**GIVEN PROBLEM:** Of the lines listed below, how many contain the string "ylabel"? Answer with the number alone.

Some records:
-------------------------

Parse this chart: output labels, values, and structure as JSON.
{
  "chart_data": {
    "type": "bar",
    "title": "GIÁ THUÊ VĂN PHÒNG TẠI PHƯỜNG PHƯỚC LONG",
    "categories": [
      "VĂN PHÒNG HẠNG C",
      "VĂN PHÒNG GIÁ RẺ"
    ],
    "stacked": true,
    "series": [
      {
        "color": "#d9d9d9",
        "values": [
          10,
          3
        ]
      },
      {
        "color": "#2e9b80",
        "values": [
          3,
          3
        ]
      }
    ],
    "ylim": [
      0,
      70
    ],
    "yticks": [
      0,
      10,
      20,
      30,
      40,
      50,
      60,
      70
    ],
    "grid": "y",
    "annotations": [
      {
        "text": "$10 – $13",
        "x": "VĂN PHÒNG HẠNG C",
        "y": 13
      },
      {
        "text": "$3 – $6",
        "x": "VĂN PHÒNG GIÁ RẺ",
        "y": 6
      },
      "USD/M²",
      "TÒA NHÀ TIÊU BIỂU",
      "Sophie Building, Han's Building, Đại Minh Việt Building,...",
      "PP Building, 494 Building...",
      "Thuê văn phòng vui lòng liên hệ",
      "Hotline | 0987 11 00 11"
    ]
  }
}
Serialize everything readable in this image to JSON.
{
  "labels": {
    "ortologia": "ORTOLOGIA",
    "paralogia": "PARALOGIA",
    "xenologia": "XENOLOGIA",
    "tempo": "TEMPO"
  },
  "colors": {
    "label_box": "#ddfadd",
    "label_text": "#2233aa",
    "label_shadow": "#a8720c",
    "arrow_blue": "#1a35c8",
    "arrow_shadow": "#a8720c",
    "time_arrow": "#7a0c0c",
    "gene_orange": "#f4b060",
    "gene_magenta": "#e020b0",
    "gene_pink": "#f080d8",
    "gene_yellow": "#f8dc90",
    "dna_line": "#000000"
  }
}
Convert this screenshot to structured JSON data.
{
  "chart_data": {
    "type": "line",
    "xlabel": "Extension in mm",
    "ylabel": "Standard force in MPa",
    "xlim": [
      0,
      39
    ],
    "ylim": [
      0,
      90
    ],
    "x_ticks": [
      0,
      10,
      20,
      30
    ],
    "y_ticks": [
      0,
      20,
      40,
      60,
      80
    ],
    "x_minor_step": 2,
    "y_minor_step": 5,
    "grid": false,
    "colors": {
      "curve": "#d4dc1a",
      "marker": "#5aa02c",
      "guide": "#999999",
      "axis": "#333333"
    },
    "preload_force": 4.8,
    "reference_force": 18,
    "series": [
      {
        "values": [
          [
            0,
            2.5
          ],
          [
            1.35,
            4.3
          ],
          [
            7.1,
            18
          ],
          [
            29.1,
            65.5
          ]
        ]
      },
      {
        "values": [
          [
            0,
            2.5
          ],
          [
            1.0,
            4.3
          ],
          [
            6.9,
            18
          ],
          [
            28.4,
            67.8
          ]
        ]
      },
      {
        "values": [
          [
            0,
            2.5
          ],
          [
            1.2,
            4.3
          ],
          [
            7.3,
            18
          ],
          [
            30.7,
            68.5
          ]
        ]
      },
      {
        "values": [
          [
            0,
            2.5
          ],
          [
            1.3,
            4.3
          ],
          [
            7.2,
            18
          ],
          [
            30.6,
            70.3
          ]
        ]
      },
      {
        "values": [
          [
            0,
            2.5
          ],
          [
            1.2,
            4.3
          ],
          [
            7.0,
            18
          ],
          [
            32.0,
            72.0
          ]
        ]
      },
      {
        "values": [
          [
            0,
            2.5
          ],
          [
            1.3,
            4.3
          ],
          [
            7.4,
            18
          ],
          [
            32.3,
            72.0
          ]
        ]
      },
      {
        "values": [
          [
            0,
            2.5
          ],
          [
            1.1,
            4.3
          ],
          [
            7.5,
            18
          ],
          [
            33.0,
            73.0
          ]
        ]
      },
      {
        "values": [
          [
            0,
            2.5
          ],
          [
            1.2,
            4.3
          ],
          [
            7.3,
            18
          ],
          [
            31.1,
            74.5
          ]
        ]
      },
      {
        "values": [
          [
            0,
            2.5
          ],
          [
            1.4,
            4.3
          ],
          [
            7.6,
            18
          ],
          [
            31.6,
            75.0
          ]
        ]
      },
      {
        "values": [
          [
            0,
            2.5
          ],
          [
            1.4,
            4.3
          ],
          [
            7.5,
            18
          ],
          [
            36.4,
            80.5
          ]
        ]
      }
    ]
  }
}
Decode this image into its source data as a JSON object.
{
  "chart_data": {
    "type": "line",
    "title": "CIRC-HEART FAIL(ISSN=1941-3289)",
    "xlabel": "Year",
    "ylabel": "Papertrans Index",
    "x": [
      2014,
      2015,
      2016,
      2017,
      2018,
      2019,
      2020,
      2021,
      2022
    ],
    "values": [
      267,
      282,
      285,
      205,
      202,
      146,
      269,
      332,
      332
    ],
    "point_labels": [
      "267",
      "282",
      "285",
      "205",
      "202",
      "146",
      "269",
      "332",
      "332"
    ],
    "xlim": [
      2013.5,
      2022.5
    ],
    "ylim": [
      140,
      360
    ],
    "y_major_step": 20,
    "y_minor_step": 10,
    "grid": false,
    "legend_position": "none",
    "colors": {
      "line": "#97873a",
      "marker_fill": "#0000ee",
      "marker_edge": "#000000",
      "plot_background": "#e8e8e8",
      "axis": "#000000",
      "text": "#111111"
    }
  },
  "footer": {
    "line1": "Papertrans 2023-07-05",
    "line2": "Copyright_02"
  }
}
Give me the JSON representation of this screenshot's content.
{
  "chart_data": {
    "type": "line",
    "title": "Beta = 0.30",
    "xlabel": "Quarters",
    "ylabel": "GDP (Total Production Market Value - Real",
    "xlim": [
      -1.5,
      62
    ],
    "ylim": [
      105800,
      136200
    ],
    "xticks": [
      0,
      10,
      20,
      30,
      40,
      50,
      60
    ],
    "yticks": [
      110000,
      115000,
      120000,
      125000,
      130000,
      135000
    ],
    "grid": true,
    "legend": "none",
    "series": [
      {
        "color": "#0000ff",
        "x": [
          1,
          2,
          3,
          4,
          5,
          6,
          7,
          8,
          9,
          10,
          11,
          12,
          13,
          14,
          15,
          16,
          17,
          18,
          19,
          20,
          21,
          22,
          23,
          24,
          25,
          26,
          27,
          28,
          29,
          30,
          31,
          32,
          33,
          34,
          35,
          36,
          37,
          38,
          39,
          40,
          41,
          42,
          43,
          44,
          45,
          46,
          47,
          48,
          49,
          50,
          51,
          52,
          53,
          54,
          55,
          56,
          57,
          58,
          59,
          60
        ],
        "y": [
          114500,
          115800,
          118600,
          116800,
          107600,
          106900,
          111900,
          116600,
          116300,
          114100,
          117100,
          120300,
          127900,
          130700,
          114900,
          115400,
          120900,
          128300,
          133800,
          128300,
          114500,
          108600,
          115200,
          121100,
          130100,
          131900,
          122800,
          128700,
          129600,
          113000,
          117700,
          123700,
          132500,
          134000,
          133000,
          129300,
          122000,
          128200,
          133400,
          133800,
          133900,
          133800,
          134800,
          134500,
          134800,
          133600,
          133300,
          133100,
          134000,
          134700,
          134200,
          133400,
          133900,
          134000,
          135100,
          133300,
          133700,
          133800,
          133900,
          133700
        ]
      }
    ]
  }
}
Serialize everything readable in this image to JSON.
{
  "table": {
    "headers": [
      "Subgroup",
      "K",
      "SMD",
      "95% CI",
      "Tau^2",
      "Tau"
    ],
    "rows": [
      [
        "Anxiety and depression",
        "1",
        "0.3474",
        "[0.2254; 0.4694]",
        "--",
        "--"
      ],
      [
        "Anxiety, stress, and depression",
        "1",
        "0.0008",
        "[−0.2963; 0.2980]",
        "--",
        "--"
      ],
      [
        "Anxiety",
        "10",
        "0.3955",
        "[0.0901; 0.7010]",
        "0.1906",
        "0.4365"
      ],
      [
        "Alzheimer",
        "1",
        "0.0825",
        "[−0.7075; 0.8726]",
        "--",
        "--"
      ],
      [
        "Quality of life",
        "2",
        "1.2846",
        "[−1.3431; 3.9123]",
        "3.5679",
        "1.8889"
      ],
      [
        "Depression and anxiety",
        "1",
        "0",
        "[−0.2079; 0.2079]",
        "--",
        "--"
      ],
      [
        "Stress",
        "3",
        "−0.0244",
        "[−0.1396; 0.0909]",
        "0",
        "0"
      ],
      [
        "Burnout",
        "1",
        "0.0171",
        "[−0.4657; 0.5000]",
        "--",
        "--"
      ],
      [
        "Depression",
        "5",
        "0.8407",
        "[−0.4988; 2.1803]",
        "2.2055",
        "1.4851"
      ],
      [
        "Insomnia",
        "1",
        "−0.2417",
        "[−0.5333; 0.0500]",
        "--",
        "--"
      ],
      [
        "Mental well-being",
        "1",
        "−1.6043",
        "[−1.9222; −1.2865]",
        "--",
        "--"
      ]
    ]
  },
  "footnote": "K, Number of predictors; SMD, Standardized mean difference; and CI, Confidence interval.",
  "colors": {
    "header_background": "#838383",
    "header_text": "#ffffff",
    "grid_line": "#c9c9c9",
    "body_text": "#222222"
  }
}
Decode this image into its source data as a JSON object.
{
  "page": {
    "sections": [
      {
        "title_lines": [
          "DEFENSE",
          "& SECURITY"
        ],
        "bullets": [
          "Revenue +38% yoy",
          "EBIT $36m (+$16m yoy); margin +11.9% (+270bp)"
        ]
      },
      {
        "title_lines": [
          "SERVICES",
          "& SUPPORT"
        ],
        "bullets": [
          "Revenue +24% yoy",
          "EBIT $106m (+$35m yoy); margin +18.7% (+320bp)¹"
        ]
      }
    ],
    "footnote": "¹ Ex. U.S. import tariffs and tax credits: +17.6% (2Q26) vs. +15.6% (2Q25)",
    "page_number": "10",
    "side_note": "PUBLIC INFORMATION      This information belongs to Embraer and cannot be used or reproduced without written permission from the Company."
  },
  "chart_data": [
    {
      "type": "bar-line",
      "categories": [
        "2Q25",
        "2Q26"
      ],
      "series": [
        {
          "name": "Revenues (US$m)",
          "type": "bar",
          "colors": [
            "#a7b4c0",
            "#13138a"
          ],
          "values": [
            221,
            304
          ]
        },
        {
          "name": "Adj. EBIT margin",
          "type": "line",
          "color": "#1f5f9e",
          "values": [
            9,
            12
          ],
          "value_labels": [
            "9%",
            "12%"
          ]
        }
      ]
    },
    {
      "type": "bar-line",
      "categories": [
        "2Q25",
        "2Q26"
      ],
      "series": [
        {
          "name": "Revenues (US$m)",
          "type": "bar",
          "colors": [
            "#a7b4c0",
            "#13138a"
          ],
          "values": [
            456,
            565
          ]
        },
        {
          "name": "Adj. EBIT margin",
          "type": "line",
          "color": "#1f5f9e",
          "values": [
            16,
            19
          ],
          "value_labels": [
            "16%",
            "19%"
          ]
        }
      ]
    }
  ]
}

-------------------------

**WRITTEN REPLY:** 3